Deuxième chapitre de la série "notes sur les chemins d’automne" écrit par Wotan Jhelil lors de sa marche du lac Biwa au mont Fuji et à retrouver chaque semaine sur lepetitjournal.com.
C'est enfin l'heure du grand départ pour le marcheur.

 

Aujourd’hui je pars. Comme à chaque fois j’ai prévu mon départ il y a déjà plusieurs semaines. Tout est prêt.
Hier était mon dernier jour de travail et je profite de la matinée pour préparer soigneusement mon bagage. J’y passe plusieurs heures pendant lesquelles je réfléchis à la disposition la plus efficace de mes affaires à l’intérieur de mon sac.
Yudai, que j’ai pu connaître comme collègue et colocataire, me prête sa tente compacte et légère après quelques derniers conseils. Grand randonneur avec des milliers de kilomètres d’expérience du paysage japonais, il a eu l’occasion de la mettre suffisamment à l’épreuve pour que je lui fasse entièrement confiance sur ses capacités. Une petite tente igloo pour une personne, mais avec un peu de bonne volonté deux peuvent y loger aisément.
Je vérifie le reste de mon matériel : corde, couteau, réchaud à gaz, briquet et des vêtements bien chauds. Tout semble en ordre pour un grand voyage. Je jette un dernier coup d’oeil à mon trajet que j’explique à Sayu : une fois arrivé à destination c’est chez elle que je passerai la fin de mon séjour au Japon.

****************

Consigne donnée 1: Reproduisez, s'il vous plaît, le passage de l'extrait ci-dessus qui commence par "Je vérifie le" et se poursuit jusqu'à "séjour au Japon.".
Consigne donnée 2: Relevez dans l'extrait ci-dessus toutes les pièces du matériel que le marcheur passe en revue une fois la tente prêtée.

Entrées fournies:

****************

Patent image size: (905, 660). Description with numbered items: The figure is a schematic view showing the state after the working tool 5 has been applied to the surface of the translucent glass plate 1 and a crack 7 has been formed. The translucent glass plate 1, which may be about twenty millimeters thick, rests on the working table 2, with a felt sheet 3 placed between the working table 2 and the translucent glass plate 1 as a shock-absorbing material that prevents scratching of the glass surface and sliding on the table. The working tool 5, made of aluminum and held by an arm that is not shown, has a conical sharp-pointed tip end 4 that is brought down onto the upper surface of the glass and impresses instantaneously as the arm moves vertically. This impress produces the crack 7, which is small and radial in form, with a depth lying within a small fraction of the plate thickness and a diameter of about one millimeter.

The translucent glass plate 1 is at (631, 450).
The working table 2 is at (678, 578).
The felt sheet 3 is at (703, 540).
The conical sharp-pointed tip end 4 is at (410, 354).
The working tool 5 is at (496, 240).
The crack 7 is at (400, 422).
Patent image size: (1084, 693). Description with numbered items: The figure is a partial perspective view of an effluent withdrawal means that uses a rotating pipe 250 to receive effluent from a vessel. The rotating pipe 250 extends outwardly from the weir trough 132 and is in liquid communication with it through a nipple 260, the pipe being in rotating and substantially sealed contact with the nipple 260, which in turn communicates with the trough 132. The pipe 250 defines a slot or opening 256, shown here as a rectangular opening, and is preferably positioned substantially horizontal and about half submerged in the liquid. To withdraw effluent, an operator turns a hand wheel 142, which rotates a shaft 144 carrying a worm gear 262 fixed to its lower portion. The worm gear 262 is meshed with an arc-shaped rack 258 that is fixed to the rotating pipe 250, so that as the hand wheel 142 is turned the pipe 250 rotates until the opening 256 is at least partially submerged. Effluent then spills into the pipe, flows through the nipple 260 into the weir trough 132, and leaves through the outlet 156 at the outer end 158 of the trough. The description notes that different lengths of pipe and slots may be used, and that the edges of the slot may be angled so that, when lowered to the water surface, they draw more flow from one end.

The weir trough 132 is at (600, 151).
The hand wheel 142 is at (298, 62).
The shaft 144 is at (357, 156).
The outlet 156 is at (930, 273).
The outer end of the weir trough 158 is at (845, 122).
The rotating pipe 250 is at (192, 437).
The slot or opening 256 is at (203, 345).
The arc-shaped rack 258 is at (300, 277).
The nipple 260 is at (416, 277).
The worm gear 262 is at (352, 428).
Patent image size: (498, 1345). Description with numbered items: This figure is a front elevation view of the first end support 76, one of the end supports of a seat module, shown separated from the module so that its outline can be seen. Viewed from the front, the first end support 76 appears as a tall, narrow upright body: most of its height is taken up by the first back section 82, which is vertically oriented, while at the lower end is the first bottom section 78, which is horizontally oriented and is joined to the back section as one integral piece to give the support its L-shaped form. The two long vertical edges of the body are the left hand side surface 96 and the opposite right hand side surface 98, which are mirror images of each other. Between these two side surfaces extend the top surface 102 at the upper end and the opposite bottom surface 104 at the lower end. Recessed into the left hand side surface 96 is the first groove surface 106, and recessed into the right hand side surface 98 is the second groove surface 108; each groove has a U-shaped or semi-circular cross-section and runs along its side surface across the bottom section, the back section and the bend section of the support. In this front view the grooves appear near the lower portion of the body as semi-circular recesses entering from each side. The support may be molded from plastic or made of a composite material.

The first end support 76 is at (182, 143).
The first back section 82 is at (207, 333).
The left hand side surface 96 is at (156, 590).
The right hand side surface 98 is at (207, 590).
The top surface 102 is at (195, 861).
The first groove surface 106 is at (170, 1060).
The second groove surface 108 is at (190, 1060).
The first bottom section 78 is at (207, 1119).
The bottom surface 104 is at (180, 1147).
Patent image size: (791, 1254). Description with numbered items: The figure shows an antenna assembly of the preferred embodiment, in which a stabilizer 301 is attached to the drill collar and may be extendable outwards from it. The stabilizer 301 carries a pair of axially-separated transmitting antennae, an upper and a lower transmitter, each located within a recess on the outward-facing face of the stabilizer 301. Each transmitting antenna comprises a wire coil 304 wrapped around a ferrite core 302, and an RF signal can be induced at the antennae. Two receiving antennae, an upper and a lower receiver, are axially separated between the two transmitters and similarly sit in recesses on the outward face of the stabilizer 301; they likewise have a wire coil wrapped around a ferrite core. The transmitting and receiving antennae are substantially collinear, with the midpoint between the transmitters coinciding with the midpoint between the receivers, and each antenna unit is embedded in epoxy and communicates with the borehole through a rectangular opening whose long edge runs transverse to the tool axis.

****************

Réponse complète 1:
Je vérifie le reste de mon matériel : corde, couteau, réchaud à gaz, briquet et des vêtements bien chauds. Tout semble en ordre pour un grand voyage. Je jette un dernier coup d’oeil à mon trajet que j’explique à Sayu : une fois arrivé à destination c’est chez elle que je passerai la fin de mon séjour au Japon.

Réponse complète 2:
- corde
- couteau
- réchaud à gaz
- briquet
- vêtements bien chauds